» Task details
Search the data below for "Installez"; list each line that holds it.

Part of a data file
^^^^^^^^
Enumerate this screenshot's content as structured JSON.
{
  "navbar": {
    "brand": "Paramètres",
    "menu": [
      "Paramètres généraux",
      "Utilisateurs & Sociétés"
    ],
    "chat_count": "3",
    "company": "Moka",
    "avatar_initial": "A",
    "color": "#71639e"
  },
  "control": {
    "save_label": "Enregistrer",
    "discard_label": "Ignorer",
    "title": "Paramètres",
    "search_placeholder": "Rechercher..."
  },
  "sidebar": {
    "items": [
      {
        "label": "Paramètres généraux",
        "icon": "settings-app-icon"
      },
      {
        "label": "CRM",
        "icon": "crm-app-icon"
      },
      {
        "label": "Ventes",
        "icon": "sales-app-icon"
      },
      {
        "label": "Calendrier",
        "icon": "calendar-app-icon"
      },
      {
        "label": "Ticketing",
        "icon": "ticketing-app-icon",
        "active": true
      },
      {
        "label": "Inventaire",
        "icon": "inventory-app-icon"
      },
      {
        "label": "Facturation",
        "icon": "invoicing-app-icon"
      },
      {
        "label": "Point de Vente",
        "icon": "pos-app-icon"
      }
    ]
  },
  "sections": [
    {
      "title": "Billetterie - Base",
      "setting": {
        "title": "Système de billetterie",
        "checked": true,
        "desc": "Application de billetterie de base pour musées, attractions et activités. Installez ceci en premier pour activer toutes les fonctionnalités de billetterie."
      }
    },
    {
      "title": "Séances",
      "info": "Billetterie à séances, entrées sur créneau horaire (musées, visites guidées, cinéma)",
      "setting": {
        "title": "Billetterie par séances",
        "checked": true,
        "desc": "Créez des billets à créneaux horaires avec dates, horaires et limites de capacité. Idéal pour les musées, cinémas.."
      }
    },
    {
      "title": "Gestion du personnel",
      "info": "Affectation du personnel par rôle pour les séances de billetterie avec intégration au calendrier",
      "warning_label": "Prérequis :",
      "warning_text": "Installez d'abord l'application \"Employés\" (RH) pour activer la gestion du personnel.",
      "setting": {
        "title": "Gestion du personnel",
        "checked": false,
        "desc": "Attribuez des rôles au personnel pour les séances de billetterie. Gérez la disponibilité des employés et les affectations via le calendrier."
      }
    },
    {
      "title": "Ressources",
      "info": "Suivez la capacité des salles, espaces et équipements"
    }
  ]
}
^^^^^^^^
» The answer
        "desc": "Application de billetterie de base pour musées, attractions et activités. Installez ceci en premier pour activer toutes les fonctionnalités de billetterie."
      "warning_text": "Installez d'abord l'application \"Employés\" (RH) pour activer la gestion du personnel.",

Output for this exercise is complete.